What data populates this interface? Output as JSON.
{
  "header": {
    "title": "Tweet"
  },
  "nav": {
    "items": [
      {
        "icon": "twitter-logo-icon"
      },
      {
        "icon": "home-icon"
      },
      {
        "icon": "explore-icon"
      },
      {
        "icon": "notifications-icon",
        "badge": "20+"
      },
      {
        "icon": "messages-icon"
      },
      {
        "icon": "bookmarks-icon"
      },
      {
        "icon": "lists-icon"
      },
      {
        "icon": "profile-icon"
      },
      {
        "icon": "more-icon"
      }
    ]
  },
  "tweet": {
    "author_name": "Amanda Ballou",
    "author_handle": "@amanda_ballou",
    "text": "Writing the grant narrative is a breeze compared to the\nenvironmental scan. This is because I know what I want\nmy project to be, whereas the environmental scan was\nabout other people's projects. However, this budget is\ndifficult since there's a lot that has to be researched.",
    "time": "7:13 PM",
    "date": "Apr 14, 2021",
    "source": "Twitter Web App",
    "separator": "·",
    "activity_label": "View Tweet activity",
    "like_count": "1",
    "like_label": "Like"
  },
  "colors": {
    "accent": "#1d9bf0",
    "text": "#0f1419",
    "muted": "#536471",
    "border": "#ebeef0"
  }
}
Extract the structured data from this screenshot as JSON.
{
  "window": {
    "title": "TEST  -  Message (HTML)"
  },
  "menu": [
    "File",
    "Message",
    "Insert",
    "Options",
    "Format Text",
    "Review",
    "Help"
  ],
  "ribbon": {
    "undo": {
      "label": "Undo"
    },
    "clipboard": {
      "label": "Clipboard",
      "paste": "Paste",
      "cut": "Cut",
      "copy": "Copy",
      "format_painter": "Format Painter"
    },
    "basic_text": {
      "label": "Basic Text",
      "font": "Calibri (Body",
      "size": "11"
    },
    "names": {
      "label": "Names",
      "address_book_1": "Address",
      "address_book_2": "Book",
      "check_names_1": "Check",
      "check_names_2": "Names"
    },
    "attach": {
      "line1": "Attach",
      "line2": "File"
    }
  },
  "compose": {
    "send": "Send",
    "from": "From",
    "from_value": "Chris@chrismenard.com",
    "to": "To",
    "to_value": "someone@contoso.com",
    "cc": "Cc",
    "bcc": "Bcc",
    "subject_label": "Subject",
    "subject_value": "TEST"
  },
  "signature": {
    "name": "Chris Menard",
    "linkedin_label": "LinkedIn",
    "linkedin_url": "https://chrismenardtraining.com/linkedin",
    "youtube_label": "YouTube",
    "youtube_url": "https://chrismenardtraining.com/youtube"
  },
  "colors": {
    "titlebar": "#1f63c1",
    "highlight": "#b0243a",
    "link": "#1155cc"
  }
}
::::
From the material above, copy each line that includes the word "this".

=== Response to the task ===
What data populates this interface? Output as JSON.
    "text": "Writing the grant narrative is a breeze compared to the\nenvironmental scan. This is because I know what I want\nmy project to be, whereas the environmental scan was\nabout other people's projects. However, this budget is\ndifficult since there's a lot that has to be researched.",
Extract the structured data from this screenshot as JSON.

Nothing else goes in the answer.